[TEXT EXTRACT]

>> START

If you think of Performante as a snazzy Italian word for “GT3” you won’t be very wide of the mark. Put simply, it’s a harder, faster, more focused Huracán, built to smash circuit lap times (fastest-ever Lambo around the ’Ring, apparently) and do an equally effective job of making jaws drop when pottering around town. Antonio Grandi, Performante R&D project leader, tells us the Performante is derived – at least in part – from Lamborghini’s GT3 experience. How so? It uses a new style of forged carbon fibre, as well as other weight-saving measures, to deliver a 40kg reduction over the standard Huracán; the naturally aspirated V10 has undergone substantial development so that it now delivers the highest specific engine power of any in its class. There’s an all-new exhaust system (which exits higher up the rear of the car) that reduces back pressure and boosts “emotional sound”; the seven-speed dual-clutch transmission has been “re-optimised” for faster shifts; and an all-new P Zero Corsa has been developed with Pirelli specifically for the car and features new double-compound technology. Inside, there are new forged carbon elements (vents, centre console) combined with Alcantara seats and steering wheel, and revised HMI graphics. It feels fresh.

>> END

[DATA ROWS]
>> START

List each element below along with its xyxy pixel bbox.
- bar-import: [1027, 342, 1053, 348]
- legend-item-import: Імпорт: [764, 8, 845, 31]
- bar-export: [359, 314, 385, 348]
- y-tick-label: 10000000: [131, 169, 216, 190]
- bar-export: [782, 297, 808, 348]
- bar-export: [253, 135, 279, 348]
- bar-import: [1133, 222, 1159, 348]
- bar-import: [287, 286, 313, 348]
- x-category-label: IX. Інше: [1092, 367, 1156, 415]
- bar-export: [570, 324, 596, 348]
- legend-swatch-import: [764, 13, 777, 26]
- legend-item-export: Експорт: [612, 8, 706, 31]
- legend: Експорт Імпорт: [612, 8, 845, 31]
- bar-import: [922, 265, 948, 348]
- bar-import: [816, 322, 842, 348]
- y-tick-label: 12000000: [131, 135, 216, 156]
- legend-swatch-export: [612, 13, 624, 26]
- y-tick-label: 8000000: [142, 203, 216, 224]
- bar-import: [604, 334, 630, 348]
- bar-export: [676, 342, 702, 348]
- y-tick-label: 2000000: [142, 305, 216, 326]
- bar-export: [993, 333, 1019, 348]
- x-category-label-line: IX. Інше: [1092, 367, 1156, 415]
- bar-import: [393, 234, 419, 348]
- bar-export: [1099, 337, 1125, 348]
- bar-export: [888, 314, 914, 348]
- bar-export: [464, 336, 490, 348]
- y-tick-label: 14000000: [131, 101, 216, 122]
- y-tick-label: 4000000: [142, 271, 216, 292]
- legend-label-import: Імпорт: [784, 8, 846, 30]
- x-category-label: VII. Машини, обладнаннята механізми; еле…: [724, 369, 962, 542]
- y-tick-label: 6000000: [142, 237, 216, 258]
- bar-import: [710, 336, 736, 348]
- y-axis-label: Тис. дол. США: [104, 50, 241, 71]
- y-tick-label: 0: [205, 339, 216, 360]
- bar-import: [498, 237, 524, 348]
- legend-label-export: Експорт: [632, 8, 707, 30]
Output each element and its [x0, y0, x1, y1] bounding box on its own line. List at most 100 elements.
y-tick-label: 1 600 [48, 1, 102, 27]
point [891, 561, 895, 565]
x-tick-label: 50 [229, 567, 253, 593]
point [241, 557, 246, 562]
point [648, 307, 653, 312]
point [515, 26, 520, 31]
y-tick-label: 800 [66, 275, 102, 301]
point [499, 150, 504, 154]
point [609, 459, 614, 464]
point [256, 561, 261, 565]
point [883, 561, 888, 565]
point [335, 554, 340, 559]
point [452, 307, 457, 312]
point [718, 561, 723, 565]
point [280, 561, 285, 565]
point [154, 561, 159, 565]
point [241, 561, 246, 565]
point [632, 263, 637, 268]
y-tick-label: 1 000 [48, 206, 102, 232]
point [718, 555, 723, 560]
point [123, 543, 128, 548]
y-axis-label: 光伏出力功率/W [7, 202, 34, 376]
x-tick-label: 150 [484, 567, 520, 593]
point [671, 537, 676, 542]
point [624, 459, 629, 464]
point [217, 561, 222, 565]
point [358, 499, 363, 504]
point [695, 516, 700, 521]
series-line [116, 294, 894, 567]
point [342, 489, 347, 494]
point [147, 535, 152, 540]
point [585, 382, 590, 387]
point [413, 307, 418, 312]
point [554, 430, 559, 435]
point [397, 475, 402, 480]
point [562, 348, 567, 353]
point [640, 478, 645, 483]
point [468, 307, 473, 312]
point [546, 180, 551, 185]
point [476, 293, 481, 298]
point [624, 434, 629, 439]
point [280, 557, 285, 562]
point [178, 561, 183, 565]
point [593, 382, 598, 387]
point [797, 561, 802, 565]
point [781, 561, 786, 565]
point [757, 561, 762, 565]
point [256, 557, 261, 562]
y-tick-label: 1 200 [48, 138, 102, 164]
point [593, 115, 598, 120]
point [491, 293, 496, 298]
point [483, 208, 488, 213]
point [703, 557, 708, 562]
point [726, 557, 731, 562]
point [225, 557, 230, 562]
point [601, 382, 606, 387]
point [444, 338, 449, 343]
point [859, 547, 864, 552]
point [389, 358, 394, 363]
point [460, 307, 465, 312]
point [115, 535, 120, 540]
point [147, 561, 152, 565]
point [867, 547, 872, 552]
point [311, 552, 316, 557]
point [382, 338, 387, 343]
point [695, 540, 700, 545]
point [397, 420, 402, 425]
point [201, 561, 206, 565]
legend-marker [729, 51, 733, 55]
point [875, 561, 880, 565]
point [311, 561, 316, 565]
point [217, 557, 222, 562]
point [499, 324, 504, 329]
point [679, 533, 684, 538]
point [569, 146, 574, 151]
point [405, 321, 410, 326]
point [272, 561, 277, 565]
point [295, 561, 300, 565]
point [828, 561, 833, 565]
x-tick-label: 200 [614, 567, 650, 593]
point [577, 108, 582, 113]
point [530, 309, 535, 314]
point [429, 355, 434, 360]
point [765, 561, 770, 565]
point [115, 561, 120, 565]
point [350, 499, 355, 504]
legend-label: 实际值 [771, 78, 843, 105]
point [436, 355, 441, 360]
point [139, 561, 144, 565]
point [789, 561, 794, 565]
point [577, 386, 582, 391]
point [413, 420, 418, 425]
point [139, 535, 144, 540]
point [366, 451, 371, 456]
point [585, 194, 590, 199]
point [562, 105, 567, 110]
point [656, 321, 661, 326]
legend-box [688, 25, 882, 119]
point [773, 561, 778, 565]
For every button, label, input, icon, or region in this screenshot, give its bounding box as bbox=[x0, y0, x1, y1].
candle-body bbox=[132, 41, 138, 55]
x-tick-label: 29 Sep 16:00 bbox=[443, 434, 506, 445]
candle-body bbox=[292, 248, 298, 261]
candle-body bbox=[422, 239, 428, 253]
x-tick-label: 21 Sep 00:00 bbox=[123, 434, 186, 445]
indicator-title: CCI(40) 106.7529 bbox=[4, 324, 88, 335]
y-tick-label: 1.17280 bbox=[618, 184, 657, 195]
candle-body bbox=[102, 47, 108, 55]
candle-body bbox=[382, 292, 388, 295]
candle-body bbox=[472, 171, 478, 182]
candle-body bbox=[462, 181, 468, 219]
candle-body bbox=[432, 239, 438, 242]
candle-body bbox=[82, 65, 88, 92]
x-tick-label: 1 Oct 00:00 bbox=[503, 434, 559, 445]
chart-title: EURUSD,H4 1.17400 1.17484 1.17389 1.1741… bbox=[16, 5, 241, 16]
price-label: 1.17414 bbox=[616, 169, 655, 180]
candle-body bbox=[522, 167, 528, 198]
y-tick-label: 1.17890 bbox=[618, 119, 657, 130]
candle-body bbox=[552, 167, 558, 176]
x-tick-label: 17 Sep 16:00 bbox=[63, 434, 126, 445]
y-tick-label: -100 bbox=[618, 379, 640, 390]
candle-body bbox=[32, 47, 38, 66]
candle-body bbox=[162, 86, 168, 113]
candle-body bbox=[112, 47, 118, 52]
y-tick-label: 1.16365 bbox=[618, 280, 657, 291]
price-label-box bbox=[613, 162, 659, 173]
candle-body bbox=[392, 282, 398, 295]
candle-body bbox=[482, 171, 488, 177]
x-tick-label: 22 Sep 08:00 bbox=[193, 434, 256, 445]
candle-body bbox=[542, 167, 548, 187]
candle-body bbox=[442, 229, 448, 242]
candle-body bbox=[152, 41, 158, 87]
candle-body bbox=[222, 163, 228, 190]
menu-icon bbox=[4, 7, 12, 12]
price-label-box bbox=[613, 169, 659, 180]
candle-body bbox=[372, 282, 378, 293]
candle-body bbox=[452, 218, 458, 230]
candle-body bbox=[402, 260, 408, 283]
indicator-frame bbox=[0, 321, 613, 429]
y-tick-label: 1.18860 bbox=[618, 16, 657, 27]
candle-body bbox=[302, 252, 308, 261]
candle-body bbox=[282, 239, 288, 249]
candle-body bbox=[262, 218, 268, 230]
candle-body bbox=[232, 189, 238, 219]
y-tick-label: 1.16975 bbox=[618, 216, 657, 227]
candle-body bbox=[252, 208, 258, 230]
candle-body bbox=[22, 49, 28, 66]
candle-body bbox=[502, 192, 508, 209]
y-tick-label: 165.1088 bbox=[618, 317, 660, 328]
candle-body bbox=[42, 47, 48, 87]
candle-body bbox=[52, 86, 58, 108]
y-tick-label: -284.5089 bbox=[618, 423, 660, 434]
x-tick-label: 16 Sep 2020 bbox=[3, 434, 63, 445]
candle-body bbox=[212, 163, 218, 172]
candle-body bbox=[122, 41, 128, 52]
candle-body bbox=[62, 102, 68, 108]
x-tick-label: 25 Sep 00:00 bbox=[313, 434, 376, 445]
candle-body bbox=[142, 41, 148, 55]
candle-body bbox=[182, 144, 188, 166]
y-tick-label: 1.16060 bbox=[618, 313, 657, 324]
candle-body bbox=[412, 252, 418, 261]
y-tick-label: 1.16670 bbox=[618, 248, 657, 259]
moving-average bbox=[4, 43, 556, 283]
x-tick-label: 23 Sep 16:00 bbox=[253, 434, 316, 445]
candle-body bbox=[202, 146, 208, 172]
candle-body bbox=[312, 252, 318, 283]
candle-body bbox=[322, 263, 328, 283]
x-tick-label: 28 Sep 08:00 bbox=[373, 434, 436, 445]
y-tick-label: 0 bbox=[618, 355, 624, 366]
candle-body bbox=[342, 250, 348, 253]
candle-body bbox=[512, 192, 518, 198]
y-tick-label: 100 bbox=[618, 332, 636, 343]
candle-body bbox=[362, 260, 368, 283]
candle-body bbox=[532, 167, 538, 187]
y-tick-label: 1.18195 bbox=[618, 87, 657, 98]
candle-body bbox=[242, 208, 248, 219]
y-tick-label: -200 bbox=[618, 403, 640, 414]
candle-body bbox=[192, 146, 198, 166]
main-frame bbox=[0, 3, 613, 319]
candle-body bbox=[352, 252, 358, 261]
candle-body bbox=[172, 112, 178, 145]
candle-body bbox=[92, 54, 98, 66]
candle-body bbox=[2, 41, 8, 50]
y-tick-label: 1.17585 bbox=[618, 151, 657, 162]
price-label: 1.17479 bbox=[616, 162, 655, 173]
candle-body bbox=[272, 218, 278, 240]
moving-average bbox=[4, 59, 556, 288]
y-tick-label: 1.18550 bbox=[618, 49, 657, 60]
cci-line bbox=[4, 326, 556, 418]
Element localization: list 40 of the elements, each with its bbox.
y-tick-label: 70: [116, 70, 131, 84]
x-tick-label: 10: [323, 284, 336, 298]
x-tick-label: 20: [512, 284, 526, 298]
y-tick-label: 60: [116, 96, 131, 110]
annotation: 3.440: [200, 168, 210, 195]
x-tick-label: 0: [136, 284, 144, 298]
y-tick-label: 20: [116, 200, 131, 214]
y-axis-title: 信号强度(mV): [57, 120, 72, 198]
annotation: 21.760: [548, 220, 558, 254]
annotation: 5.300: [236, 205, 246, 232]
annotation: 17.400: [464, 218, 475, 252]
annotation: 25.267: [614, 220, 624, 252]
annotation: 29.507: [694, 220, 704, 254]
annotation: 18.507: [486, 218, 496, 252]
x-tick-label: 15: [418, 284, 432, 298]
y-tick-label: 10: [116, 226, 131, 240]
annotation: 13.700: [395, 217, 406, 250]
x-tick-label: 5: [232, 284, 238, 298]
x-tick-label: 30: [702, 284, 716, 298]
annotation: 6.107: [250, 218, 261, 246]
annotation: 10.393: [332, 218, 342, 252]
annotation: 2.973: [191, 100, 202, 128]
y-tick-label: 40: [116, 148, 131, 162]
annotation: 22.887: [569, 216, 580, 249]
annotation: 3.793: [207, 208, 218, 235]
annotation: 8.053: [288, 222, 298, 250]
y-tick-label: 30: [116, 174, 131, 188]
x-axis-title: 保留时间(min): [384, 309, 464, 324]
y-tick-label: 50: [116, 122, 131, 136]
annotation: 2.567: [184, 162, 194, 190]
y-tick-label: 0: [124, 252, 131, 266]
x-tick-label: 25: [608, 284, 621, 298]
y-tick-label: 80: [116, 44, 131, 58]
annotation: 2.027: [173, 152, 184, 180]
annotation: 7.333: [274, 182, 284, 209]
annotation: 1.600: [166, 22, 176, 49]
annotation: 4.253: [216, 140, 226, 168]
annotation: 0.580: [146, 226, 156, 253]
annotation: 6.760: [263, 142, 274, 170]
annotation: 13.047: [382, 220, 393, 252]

>> END

[EXERCISE OBJECTIVE] In the Huracán Performante text, how much lighter is the Performante than the standard Huracán? The material is separate from the Huracán Performante text.

[ANSWER TO THE EXERCISE] It is 40kg lighter.